_Data for this exercise_

=-=-=

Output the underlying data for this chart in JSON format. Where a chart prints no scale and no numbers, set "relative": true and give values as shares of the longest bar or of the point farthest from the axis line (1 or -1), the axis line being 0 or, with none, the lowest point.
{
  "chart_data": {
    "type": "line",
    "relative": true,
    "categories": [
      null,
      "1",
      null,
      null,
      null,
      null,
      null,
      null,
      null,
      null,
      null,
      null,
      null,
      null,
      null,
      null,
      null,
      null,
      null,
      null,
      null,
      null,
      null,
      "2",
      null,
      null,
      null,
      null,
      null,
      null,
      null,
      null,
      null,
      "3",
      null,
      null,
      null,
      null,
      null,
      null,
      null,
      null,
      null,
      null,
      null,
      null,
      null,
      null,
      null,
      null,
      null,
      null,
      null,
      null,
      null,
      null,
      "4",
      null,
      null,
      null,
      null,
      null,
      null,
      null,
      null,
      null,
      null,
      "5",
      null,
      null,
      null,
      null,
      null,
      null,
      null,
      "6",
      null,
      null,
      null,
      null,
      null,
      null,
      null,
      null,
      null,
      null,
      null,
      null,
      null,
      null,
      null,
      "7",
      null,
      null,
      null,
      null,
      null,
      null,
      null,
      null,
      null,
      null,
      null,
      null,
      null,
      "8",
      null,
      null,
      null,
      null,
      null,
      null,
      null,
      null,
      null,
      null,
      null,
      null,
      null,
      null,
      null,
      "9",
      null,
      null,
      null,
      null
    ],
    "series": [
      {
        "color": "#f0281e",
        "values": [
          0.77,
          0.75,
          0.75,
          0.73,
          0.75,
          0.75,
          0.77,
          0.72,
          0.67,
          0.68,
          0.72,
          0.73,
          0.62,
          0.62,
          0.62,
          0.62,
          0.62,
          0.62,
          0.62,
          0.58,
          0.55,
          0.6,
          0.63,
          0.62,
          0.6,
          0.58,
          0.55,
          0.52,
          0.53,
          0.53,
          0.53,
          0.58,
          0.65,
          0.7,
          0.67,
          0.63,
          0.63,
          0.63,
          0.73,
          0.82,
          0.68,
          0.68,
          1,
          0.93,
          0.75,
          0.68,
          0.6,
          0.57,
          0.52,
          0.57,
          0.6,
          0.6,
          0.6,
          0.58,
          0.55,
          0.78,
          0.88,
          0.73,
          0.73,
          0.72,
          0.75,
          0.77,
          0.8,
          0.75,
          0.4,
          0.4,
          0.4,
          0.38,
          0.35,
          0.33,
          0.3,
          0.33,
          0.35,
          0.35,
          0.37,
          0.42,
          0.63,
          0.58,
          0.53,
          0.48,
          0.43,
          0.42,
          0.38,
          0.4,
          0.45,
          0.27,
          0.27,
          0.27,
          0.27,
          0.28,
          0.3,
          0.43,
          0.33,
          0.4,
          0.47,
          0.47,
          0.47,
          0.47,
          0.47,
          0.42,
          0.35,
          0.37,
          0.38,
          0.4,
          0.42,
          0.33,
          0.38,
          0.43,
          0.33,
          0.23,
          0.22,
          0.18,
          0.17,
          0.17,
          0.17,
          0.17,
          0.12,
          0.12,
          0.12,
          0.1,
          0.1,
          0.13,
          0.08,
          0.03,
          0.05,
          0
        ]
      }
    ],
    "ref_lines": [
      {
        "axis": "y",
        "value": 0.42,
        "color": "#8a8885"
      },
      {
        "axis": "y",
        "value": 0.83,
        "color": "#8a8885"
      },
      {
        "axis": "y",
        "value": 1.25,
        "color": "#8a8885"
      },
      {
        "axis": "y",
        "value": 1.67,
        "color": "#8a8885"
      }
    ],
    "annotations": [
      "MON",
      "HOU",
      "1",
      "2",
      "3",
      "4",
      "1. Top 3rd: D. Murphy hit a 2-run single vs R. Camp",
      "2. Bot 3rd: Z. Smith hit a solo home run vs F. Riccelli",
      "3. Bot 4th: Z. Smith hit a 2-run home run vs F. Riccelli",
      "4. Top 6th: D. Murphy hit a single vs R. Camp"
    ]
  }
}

=-=-=

_Exercise brief_
Find all lines where the word "Camp" appears. Copy them.

_The reply_
      "1. Top 3rd: D. Murphy hit a 2-run single vs R. Camp",
      "4. Top 6th: D. Murphy hit a single vs R. Camp"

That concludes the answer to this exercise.